[START]

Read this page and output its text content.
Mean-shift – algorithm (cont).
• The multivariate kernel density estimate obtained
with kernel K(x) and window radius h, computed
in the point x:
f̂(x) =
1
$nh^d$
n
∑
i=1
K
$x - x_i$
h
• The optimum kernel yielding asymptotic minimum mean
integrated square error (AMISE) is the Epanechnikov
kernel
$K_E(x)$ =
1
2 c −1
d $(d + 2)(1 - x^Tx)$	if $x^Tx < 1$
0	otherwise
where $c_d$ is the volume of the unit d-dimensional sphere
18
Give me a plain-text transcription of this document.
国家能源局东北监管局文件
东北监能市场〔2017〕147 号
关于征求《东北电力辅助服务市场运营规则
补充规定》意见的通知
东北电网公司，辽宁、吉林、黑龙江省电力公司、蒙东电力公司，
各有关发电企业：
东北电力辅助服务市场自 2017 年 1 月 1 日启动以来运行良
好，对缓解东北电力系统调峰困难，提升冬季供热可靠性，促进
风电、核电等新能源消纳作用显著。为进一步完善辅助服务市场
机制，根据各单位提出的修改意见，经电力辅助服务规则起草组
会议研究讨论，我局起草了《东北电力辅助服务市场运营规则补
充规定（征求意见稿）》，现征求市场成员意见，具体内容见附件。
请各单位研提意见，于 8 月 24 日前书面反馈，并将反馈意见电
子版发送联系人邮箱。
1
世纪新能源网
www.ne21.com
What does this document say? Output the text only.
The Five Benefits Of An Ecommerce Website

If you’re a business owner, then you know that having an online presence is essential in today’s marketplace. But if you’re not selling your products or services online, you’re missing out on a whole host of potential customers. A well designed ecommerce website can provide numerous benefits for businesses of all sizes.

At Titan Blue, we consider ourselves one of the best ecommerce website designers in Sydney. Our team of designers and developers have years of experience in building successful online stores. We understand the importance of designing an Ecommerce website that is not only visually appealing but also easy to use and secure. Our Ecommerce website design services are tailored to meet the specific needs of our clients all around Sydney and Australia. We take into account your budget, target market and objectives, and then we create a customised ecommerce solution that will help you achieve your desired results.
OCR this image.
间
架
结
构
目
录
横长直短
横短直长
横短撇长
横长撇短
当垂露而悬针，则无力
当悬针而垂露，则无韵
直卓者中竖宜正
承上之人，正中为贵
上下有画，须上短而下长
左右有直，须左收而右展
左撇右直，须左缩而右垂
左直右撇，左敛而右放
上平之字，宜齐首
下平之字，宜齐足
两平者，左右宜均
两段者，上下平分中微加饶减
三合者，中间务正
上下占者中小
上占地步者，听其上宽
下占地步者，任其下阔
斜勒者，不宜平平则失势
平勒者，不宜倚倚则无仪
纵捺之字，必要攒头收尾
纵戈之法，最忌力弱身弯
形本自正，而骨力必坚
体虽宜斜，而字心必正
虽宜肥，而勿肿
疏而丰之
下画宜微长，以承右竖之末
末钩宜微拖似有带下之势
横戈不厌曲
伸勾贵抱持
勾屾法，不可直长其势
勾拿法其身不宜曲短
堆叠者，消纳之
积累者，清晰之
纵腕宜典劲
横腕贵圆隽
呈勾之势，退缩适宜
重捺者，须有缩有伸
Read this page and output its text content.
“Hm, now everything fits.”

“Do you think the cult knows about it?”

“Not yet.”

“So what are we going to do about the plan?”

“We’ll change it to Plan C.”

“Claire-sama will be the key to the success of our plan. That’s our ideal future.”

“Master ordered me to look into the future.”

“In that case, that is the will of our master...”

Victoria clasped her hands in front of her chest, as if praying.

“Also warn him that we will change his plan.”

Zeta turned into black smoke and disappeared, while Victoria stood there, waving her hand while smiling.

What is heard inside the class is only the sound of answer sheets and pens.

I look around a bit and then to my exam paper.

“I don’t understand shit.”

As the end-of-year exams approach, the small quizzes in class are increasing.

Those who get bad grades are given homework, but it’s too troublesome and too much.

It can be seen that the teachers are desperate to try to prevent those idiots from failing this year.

[END]

• _Requirements_
Look through the data and show every line containing "into".

• _Written response_
At Titan Blue, we consider ourselves one of the best ecommerce website designers in Sydney. Our team of designers and developers have years of experience in building successful online stores. We understand the importance of designing an Ecommerce website that is not only visually appealing but also easy to use and secure. Our Ecommerce website design services are tailored to meet the specific needs of our clients all around Sydney and Australia. We take into account your budget, target market and objectives, and then we create a customised ecommerce solution that will help you achieve your desired results.
“Master ordered me to look into the future.”
Zeta turned into black smoke and disappeared, while Victoria stood there, waving her hand while smiling.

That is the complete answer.